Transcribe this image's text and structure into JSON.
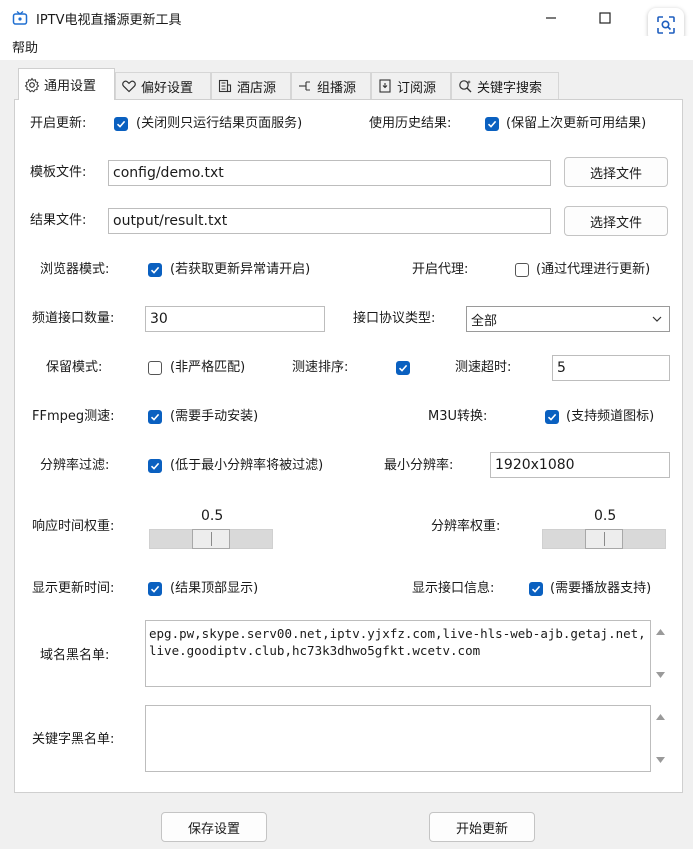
{
  "window": {
    "title": "IPTV电视直播源更新工具"
  },
  "menu": {
    "help": "帮助"
  },
  "tabs": [
    {
      "label": "通用设置",
      "icon": "gear-icon"
    },
    {
      "label": "偏好设置",
      "icon": "heart-icon"
    },
    {
      "label": "酒店源",
      "icon": "building-icon"
    },
    {
      "label": "组播源",
      "icon": "branch-icon"
    },
    {
      "label": "订阅源",
      "icon": "bookmark-icon"
    },
    {
      "label": "关键字搜索",
      "icon": "search-icon"
    }
  ],
  "settings": {
    "open_update": {
      "label": "开启更新:",
      "checked": true,
      "desc": "(关闭则只运行结果页面服务)"
    },
    "use_history": {
      "label": "使用历史结果:",
      "checked": true,
      "desc": "(保留上次更新可用结果)"
    },
    "template_file": {
      "label": "模板文件:",
      "value": "config/demo.txt",
      "button": "选择文件"
    },
    "result_file": {
      "label": "结果文件:",
      "value": "output/result.txt",
      "button": "选择文件"
    },
    "browser_mode": {
      "label": "浏览器模式:",
      "checked": true,
      "desc": "(若获取更新异常请开启)"
    },
    "proxy": {
      "label": "开启代理:",
      "checked": false,
      "desc": "(通过代理进行更新)"
    },
    "channel_count": {
      "label": "频道接口数量:",
      "value": "30"
    },
    "protocol": {
      "label": "接口协议类型:",
      "selected": "全部"
    },
    "keep_mode": {
      "label": "保留模式:",
      "checked": false,
      "desc": "(非严格匹配)"
    },
    "speed_sort": {
      "label": "测速排序:",
      "checked": true
    },
    "speed_timeout": {
      "label": "测速超时:",
      "value": "5"
    },
    "ffmpeg": {
      "label": "FFmpeg测速:",
      "checked": true,
      "desc": "(需要手动安装)"
    },
    "m3u": {
      "label": "M3U转换:",
      "checked": true,
      "desc": "(支持频道图标)"
    },
    "resolution_filter": {
      "label": "分辨率过滤:",
      "checked": true,
      "desc": "(低于最小分辨率将被过滤)"
    },
    "min_resolution": {
      "label": "最小分辨率:",
      "value": "1920x1080"
    },
    "response_weight": {
      "label": "响应时间权重:",
      "value": "0.5",
      "fraction": 0.5
    },
    "resolution_weight": {
      "label": "分辨率权重:",
      "value": "0.5",
      "fraction": 0.5
    },
    "show_update_time": {
      "label": "显示更新时间:",
      "checked": true,
      "desc": "(结果顶部显示)"
    },
    "show_interface_info": {
      "label": "显示接口信息:",
      "checked": true,
      "desc": "(需要播放器支持)"
    },
    "domain_blacklist": {
      "label": "域名黑名单:",
      "value": "epg.pw,skype.serv00.net,iptv.yjxfz.com,live-hls-web-ajb.getaj.net,live.goodiptv.club,hc73k3dhwo5gfkt.wcetv.com"
    },
    "keyword_blacklist": {
      "label": "关键字黑名单:",
      "value": ""
    }
  },
  "footer": {
    "save": "保存设置",
    "start": "开始更新"
  },
  "colors": {
    "checkbox": "#0a60c0",
    "panel": "#ffffff",
    "window": "#f0f0f0"
  }
}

• **DIRECTIVE**
Collect every line from the records above that contains the word "value".

• **COMPLETE OUTPUT**
      "value": "config/demo.txt",
      "value": "output/result.txt",
      "value": "30"
      "value": "5"
      "value": "1920x1080"
      "value": "0.5",
      "value": "0.5",
      "value": "epg.pw,skype.serv00.net,iptv.yjxfz.com,live-hls-web-ajb.getaj.net,live.goodiptv.club,hc73k3dhwo5gfkt.wcetv.com"
      "value": ""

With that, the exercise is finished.